EXERCISE OBJECTIVE.
A single number is the answer here: how many lines of the entries contain "JSON"?

-- Begin DATA SUPPLIED --

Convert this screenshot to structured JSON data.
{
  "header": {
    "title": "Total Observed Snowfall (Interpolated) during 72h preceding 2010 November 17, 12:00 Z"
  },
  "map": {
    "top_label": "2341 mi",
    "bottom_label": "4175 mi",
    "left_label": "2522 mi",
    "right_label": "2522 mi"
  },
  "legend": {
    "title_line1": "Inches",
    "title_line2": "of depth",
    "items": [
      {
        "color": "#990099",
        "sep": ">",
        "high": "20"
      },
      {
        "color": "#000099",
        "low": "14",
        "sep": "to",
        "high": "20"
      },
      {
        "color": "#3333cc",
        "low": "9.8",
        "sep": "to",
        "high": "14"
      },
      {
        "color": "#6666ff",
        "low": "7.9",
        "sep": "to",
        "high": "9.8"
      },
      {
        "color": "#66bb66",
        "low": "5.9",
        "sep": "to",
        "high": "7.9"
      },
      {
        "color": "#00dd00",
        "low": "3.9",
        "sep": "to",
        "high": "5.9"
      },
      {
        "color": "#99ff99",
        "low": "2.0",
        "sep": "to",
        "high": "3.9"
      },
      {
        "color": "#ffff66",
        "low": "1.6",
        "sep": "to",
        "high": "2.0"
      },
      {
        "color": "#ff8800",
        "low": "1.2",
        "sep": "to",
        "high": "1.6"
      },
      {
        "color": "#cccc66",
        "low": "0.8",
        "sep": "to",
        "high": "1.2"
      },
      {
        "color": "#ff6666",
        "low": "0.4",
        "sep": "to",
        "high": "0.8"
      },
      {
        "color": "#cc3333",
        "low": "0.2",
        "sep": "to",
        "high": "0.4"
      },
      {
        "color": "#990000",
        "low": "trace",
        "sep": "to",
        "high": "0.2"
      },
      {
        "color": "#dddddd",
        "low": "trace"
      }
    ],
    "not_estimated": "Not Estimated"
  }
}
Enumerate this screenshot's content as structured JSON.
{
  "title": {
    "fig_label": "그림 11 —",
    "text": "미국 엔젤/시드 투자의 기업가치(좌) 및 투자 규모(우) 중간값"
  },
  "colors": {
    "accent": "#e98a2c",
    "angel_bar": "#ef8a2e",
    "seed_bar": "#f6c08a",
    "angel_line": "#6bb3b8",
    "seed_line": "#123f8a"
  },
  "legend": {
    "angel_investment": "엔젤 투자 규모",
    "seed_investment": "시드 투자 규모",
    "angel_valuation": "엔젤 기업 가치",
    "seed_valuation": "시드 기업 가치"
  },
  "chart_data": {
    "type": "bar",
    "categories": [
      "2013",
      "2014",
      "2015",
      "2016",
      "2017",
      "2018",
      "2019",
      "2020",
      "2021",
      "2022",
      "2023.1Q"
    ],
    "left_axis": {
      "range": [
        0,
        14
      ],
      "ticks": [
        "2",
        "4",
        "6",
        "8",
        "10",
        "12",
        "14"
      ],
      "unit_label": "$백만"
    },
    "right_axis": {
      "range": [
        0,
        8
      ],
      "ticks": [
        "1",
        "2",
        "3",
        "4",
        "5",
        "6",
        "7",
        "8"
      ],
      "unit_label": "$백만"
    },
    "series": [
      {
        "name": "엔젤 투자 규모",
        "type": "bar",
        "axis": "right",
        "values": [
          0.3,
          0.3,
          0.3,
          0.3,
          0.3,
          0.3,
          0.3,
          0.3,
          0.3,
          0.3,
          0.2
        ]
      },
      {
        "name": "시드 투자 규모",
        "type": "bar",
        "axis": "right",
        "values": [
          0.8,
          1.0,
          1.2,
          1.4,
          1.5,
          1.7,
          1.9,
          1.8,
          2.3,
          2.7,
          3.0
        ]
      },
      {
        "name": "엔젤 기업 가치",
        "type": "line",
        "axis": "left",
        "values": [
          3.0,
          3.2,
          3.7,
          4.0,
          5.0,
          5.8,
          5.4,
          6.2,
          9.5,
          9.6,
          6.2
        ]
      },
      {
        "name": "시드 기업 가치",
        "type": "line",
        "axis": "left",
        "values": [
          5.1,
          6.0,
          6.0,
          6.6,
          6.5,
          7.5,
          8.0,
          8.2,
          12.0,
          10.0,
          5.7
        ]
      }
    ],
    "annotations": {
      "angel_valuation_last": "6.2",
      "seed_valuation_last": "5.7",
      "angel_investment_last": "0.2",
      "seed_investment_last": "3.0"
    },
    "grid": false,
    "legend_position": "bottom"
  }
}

-- End DATA SUPPLIED --

RESULT OF THE TASK.
2